*What is expected*
Make an exact copy of the records, with the images left out.

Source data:
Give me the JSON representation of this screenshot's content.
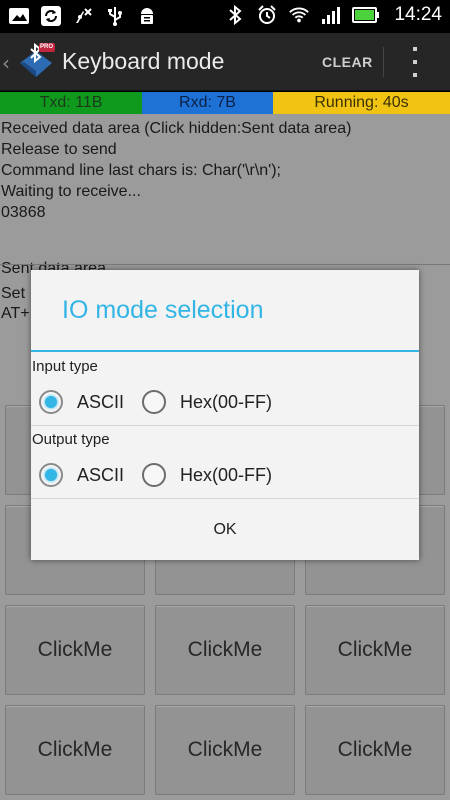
{
  "status_bar": {
    "time": "14:24",
    "left_icons": [
      "image-icon",
      "sync-icon",
      "no-signal-icon",
      "usb-icon",
      "android-debug-icon"
    ],
    "right_icons": [
      "bluetooth-icon",
      "alarm-icon",
      "wifi-icon",
      "cell-signal-icon",
      "battery-icon"
    ]
  },
  "action_bar": {
    "title": "Keyboard mode",
    "clear_label": "CLEAR",
    "logo_badge": "PRO"
  },
  "counters": {
    "txd": "Txd: 11B",
    "rxd": "Rxd: 7B",
    "running": "Running: 40s"
  },
  "colors": {
    "txd": "#0f9a1d",
    "rxd": "#1e72d6",
    "running": "#f1c413",
    "accent": "#33b5e5"
  },
  "receive_area": {
    "header": "Received data area   (Click hidden:Sent data area)",
    "lines": [
      "Release to send",
      "Command line last chars is: Char('\\r\\n');",
      "Waiting to receive...",
      "03868"
    ]
  },
  "sent_area": {
    "header": "Sent data area",
    "line1": "Set",
    "line2": "AT+"
  },
  "grid_buttons": [
    "",
    "",
    "",
    "",
    "",
    "",
    "ClickMe",
    "ClickMe",
    "ClickMe",
    "ClickMe",
    "ClickMe",
    "ClickMe"
  ],
  "dialog": {
    "title": "IO mode selection",
    "input_type_label": "Input type",
    "output_type_label": "Output type",
    "input_options": [
      {
        "label": "ASCII",
        "checked": true
      },
      {
        "label": "Hex(00-FF)",
        "checked": false
      }
    ],
    "output_options": [
      {
        "label": "ASCII",
        "checked": true
      },
      {
        "label": "Hex(00-FF)",
        "checked": false
      }
    ],
    "ok_label": "OK"
  }
}
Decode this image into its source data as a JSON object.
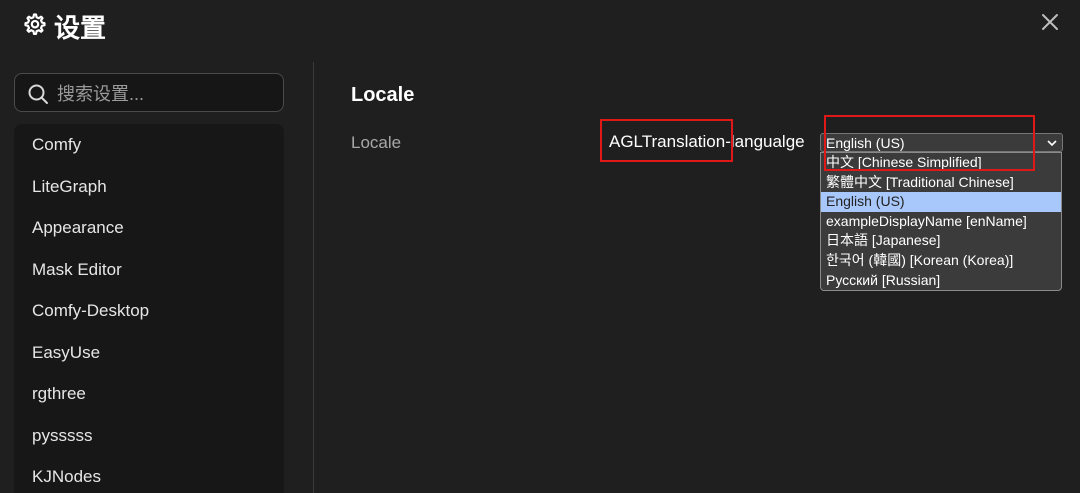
{
  "dialog": {
    "title": "设置",
    "title_icon": "gear-icon",
    "close_icon": "close-icon"
  },
  "search": {
    "placeholder": "搜索设置...",
    "value": "",
    "icon": "search-icon"
  },
  "sidebar": {
    "items": [
      {
        "label": "Comfy"
      },
      {
        "label": "LiteGraph"
      },
      {
        "label": "Appearance"
      },
      {
        "label": "Mask Editor"
      },
      {
        "label": "Comfy-Desktop"
      },
      {
        "label": "EasyUse"
      },
      {
        "label": "rgthree"
      },
      {
        "label": "pysssss"
      },
      {
        "label": "KJNodes"
      }
    ]
  },
  "main": {
    "section_title": "Locale",
    "row_label": "Locale",
    "setting_id": "AGLTranslation-langualge",
    "select": {
      "value": "English (US)",
      "chevron_icon": "chevron-down-icon",
      "options": [
        {
          "label": "中文 [Chinese Simplified]",
          "selected": false
        },
        {
          "label": "繁體中文 [Traditional Chinese]",
          "selected": false
        },
        {
          "label": "English (US)",
          "selected": true
        },
        {
          "label": "exampleDisplayName [enName]",
          "selected": false
        },
        {
          "label": "日本語 [Japanese]",
          "selected": false
        },
        {
          "label": "한국어 (韓國) [Korean (Korea)]",
          "selected": false
        },
        {
          "label": "Русский [Russian]",
          "selected": false
        }
      ]
    }
  },
  "colors": {
    "background": "#1f1f1f",
    "highlight_box": "#e01818",
    "selected_option": "#a8c7fa"
  }
}
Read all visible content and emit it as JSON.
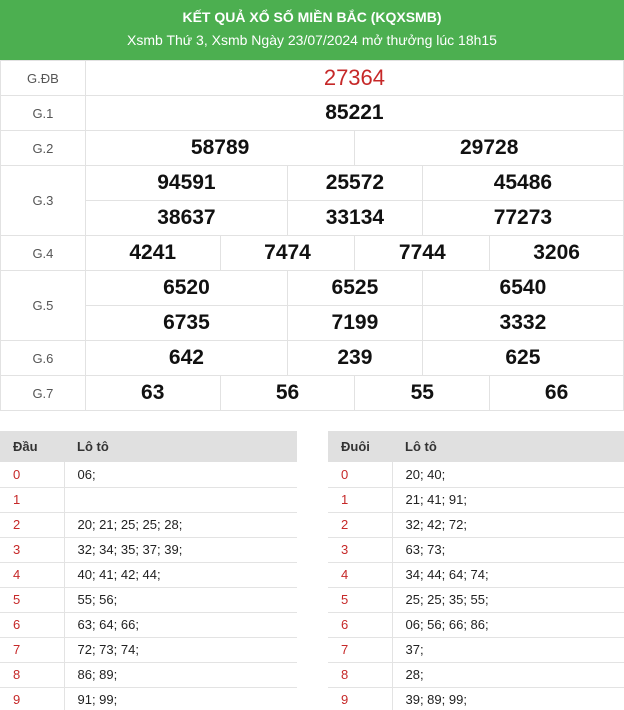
{
  "header": {
    "title": "KẾT QUẢ XỔ SỐ MIỀN BẮC (KQXSMB)",
    "subtitle": "Xsmb Thứ 3, Xsmb Ngày 23/07/2024 mở thưởng lúc 18h15"
  },
  "prizes": {
    "gdb": {
      "label": "G.ĐB",
      "numbers": [
        "27364"
      ]
    },
    "g1": {
      "label": "G.1",
      "numbers": [
        "85221"
      ]
    },
    "g2": {
      "label": "G.2",
      "numbers": [
        "58789",
        "29728"
      ]
    },
    "g3": {
      "label": "G.3",
      "numbers": [
        "94591",
        "25572",
        "45486",
        "38637",
        "33134",
        "77273"
      ]
    },
    "g4": {
      "label": "G.4",
      "numbers": [
        "4241",
        "7474",
        "7744",
        "3206"
      ]
    },
    "g5": {
      "label": "G.5",
      "numbers": [
        "6520",
        "6525",
        "6540",
        "6735",
        "7199",
        "3332"
      ]
    },
    "g6": {
      "label": "G.6",
      "numbers": [
        "642",
        "239",
        "625"
      ]
    },
    "g7": {
      "label": "G.7",
      "numbers": [
        "63",
        "56",
        "55",
        "66"
      ]
    }
  },
  "dau": {
    "col1": "Đầu",
    "col2": "Lô tô",
    "rows": [
      {
        "k": "0",
        "v": "06;"
      },
      {
        "k": "1",
        "v": ""
      },
      {
        "k": "2",
        "v": "20; 21; 25; 25; 28;"
      },
      {
        "k": "3",
        "v": "32; 34; 35; 37; 39;"
      },
      {
        "k": "4",
        "v": "40; 41; 42; 44;"
      },
      {
        "k": "5",
        "v": "55; 56;"
      },
      {
        "k": "6",
        "v": "63; 64; 66;"
      },
      {
        "k": "7",
        "v": "72; 73; 74;"
      },
      {
        "k": "8",
        "v": "86; 89;"
      },
      {
        "k": "9",
        "v": "91; 99;"
      }
    ]
  },
  "duoi": {
    "col1": "Đuôi",
    "col2": "Lô tô",
    "rows": [
      {
        "k": "0",
        "v": "20; 40;"
      },
      {
        "k": "1",
        "v": "21; 41; 91;"
      },
      {
        "k": "2",
        "v": "32; 42; 72;"
      },
      {
        "k": "3",
        "v": "63; 73;"
      },
      {
        "k": "4",
        "v": "34; 44; 64; 74;"
      },
      {
        "k": "5",
        "v": "25; 25; 35; 55;"
      },
      {
        "k": "6",
        "v": "06; 56; 66; 86;"
      },
      {
        "k": "7",
        "v": "37;"
      },
      {
        "k": "8",
        "v": "28;"
      },
      {
        "k": "9",
        "v": "39; 89; 99;"
      }
    ]
  },
  "colors": {
    "header_bg": "#4caf50",
    "accent_red": "#c62828",
    "table_header_bg": "#e0e0e0"
  }
}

*Full output*
Give me the JSON representation of this screenshot's content.
{
  "status_bar": {
    "time": "14:24",
    "left_icons": [
      "image-icon",
      "sync-icon",
      "no-signal-icon",
      "usb-icon",
      "android-debug-icon"
    ],
    "right_icons": [
      "bluetooth-icon",
      "alarm-icon",
      "wifi-icon",
      "cell-signal-icon",
      "battery-icon"
    ]
  },
  "action_bar": {
    "title": "Keyboard mode",
    "clear_label": "CLEAR",
    "logo_badge": "PRO"
  },
  "counters": {
    "txd": "Txd: 11B",
    "rxd": "Rxd: 7B",
    "running": "Running: 40s"
  },
  "colors": {
    "txd": "#0f9a1d",
    "rxd": "#1e72d6",
    "running": "#f1c413",
    "accent": "#33b5e5"
  },
  "receive_area": {
    "header": "Received data area   (Click hidden:Sent data area)",
    "lines": [
      "Release to send",
      "Command line last chars is: Char('\\r\\n');",
      "Waiting to receive...",
      "03868"
    ]
  },
  "sent_area": {
    "header": "Sent data area",
    "line1": "Set",
    "line2": "AT+"
  },
  "grid_buttons": [
    "",
    "",
    "",
    "",
    "",
    "",
    "ClickMe",
    "ClickMe",
    "ClickMe",
    "ClickMe",
    "ClickMe",
    "ClickMe"
  ],
  "dialog": {
    "title": "IO mode selection",
    "input_type_label": "Input type",
    "output_type_label": "Output type",
    "input_options": [
      {
        "label": "ASCII",
        "checked": true
      },
      {
        "label": "Hex(00-FF)",
        "checked": false
      }
    ],
    "output_options": [
      {
        "label": "ASCII",
        "checked": true
      },
      {
        "label": "Hex(00-FF)",
        "checked": false
      }
    ],
    "ok_label": "OK"
  }
}
Decode this image into its source data as a JSON object.
{
  "dialog": {
    "title": "设置",
    "title_icon": "gear-icon",
    "close_icon": "close-icon"
  },
  "search": {
    "placeholder": "搜索设置...",
    "value": "",
    "icon": "search-icon"
  },
  "sidebar": {
    "items": [
      {
        "label": "Comfy"
      },
      {
        "label": "LiteGraph"
      },
      {
        "label": "Appearance"
      },
      {
        "label": "Mask Editor"
      },
      {
        "label": "Comfy-Desktop"
      },
      {
        "label": "EasyUse"
      },
      {
        "label": "rgthree"
      },
      {
        "label": "pysssss"
      },
      {
        "label": "KJNodes"
      }
    ]
  },
  "main": {
    "section_title": "Locale",
    "row_label": "Locale",
    "setting_id": "AGLTranslation-langualge",
    "select": {
      "value": "English (US)",
      "chevron_icon": "chevron-down-icon",
      "options": [
        {
          "label": "中文 [Chinese Simplified]",
          "selected": false
        },
        {
          "label": "繁體中文 [Traditional Chinese]",
          "selected": false
        },
        {
          "label": "English (US)",
          "selected": true
        },
        {
          "label": "exampleDisplayName [enName]",
          "selected": false
        },
        {
          "label": "日本語 [Japanese]",
          "selected": false
        },
        {
          "label": "한국어 (韓國) [Korean (Korea)]",
          "selected": false
        },
        {
          "label": "Русский [Russian]",
          "selected": false
        }
      ]
    }
  },
  "colors": {
    "background": "#1f1f1f",
    "highlight_box": "#e01818",
    "selected_option": "#a8c7fa"
  }
}
Read all visible content and emit it as JSON.
{
  "header": {
    "title": "KẾT QUẢ XỔ SỐ MIỀN BẮC (KQXSMB)",
    "subtitle": "Xsmb Thứ 3, Xsmb Ngày 23/07/2024 mở thưởng lúc 18h15"
  },
  "prizes": {
    "gdb": {
      "label": "G.ĐB",
      "numbers": [
        "27364"
      ]
    },
    "g1": {
      "label": "G.1",
      "numbers": [
        "85221"
      ]
    },
    "g2": {
      "label": "G.2",
      "numbers": [
        "58789",
        "29728"
      ]
    },
    "g3": {
      "label": "G.3",
      "numbers": [
        "94591",
        "25572",
        "45486",
        "38637",
        "33134",
        "77273"
      ]
    },
    "g4": {
      "label": "G.4",
      "numbers": [
        "4241",
        "7474",
        "7744",
        "3206"
      ]
    },
    "g5": {
      "label": "G.5",
      "numbers": [
        "6520",
        "6525",
        "6540",
        "6735",
        "7199",
        "3332"
      ]
    },
    "g6": {
      "label": "G.6",
      "numbers": [
        "642",
        "239",
        "625"
      ]
    },
    "g7": {
      "label": "G.7",
      "numbers": [
        "63",
        "56",
        "55",
        "66"
      ]
    }
  },
  "dau": {
    "col1": "Đầu",
    "col2": "Lô tô",
    "rows": [
      {
        "k": "0",
        "v": "06;"
      },
      {
        "k": "1",
        "v": ""
      },
      {
        "k": "2",
        "v": "20; 21; 25; 25; 28;"
      },
      {
        "k": "3",
        "v": "32; 34; 35; 37; 39;"
      },
      {
        "k": "4",
        "v": "40; 41; 42; 44;"
      },
      {
        "k": "5",
        "v": "55; 56;"
      },
      {
        "k": "6",
        "v": "63; 64; 66;"
      },
      {
        "k": "7",
        "v": "72; 73; 74;"
      },
      {
        "k": "8",
        "v": "86; 89;"
      },
      {
        "k": "9",
        "v": "91; 99;"
      }
    ]
  },
  "duoi": {
    "col1": "Đuôi",
    "col2": "Lô tô",
    "rows": [
      {
        "k": "0",
        "v": "20; 40;"
      },
      {
        "k": "1",
        "v": "21; 41; 91;"
      },
      {
        "k": "2",
        "v": "32; 42; 72;"
      },
      {
        "k": "3",
        "v": "63; 73;"
      },
      {
        "k": "4",
        "v": "34; 44; 64; 74;"
      },
      {
        "k": "5",
        "v": "25; 25; 35; 55;"
      },
      {
        "k": "6",
        "v": "06; 56; 66; 86;"
      },
      {
        "k": "7",
        "v": "37;"
      },
      {
        "k": "8",
        "v": "28;"
      },
      {
        "k": "9",
        "v": "39; 89; 99;"
      }
    ]
  },
  "colors": {
    "header_bg": "#4caf50",
    "accent_red": "#c62828",
    "table_header_bg": "#e0e0e0"
  }
}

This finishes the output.